Directive - Please transcribe the data that follows without the pictures, keeping every word the same.

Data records
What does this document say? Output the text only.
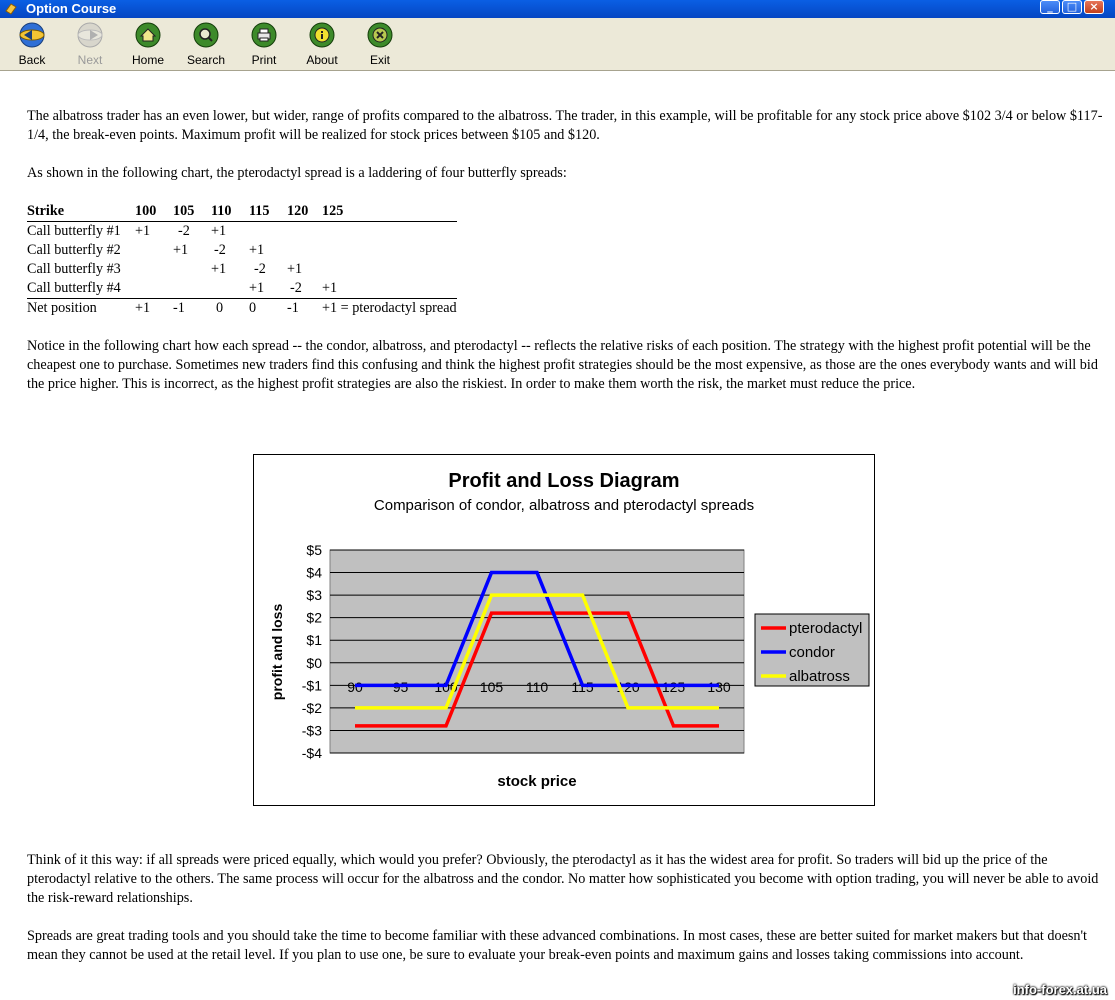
Option Course	_	□	×
Back	Next	Home	Search	Print	About	Exit

The albatross trader has an even lower, but wider, range of profits compared to the albatross. The trader, in this example, will be profitable for any stock price above $102 3/4 or below $117-1/4, the break-even points. Maximum profit will be realized for stock prices between $105 and $120.

As shown in the following chart, the pterodactyl spread is a laddering of four butterfly spreads:

Strike	100	105	110	115	120	125
Call butterfly #1	+1	-2	+1			
Call butterfly #2		+1	-2	+1		
Call butterfly #3			+1	-2	+1	
Call butterfly #4				+1	-2	+1
Net position	+1	-1	0	0	-1	+1 = pterodactyl spread

Notice in the following chart how each spread -- the condor, albatross, and pterodactyl -- reflects the relative risks of each position. The strategy with the highest profit potential will be the cheapest one to purchase. Sometimes new traders find this confusing and think the highest profit strategies should be the most expensive, as those are the ones everybody wants and will bid the price higher. This is incorrect, as the highest profit strategies are also the riskiest. In order to make them worth the risk, the market must reduce the price.

Profit and Loss Diagram
Comparison of condor, albatross and pterodactyl spreads
$5
$4
$3
$2
$1
$0
-$1
-$2
-$3
-$4
90 95 100 105 110 115 120 125 130
profit and loss
stock price
pterodactyl
condor
albatross

Think of it this way: if all spreads were priced equally, which would you prefer? Obviously, the pterodactyl as it has the widest area for profit. So traders will bid up the price of the pterodactyl relative to the others. The same process will occur for the albatross and the condor. No matter how sophisticated you become with option trading, you will never be able to avoid the risk-reward relationships.

Spreads are great trading tools and you should take the time to become familiar with these advanced combinations. In most cases, these are better suited for market makers but that doesn't mean they cannot be used at the retail level. If you plan to use one, be sure to evaluate your break-even points and maximum gains and losses taking commissions into account.

info-forex.at.ua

Response to this task -
What does this document say? Output the text only.
Option Course	_	□	×
Back	Next	Home	Search	Print	About	Exit

The albatross trader has an even lower, but wider, range of profits compared to the albatross. The trader, in this example, will be profitable for any stock price above $102 3/4 or below $117-1/4, the break-even points. Maximum profit will be realized for stock prices between $105 and $120.

As shown in the following chart, the pterodactyl spread is a laddering of four butterfly spreads:

Strike	100	105	110	115	120	125
Call butterfly #1	+1	-2	+1			
Call butterfly #2		+1	-2	+1		
Call butterfly #3			+1	-2	+1	
Call butterfly #4				+1	-2	+1
Net position	+1	-1	0	0	-1	+1 = pterodactyl spread

Notice in the following chart how each spread -- the condor, albatross, and pterodactyl -- reflects the relative risks of each position. The strategy with the highest profit potential will be the cheapest one to purchase. Sometimes new traders find this confusing and think the highest profit strategies should be the most expensive, as those are the ones everybody wants and will bid the price higher. This is incorrect, as the highest profit strategies are also the riskiest. In order to make them worth the risk, the market must reduce the price.

Profit and Loss Diagram
Comparison of condor, albatross and pterodactyl spreads
$5
$4
$3
$2
$1
$0
-$1
-$2
-$3
-$4
90 95 100 105 110 115 120 125 130
profit and loss
stock price
pterodactyl
condor
albatross

Think of it this way: if all spreads were priced equally, which would you prefer? Obviously, the pterodactyl as it has the widest area for profit. So traders will bid up the price of the pterodactyl relative to the others. The same process will occur for the albatross and the condor. No matter how sophisticated you become with option trading, you will never be able to avoid the risk-reward relationships.

Spreads are great trading tools and you should take the time to become familiar with these advanced combinations. In most cases, these are better suited for market makers but that doesn't mean they cannot be used at the retail level. If you plan to use one, be sure to evaluate your break-even points and maximum gains and losses taking commissions into account.

info-forex.at.ua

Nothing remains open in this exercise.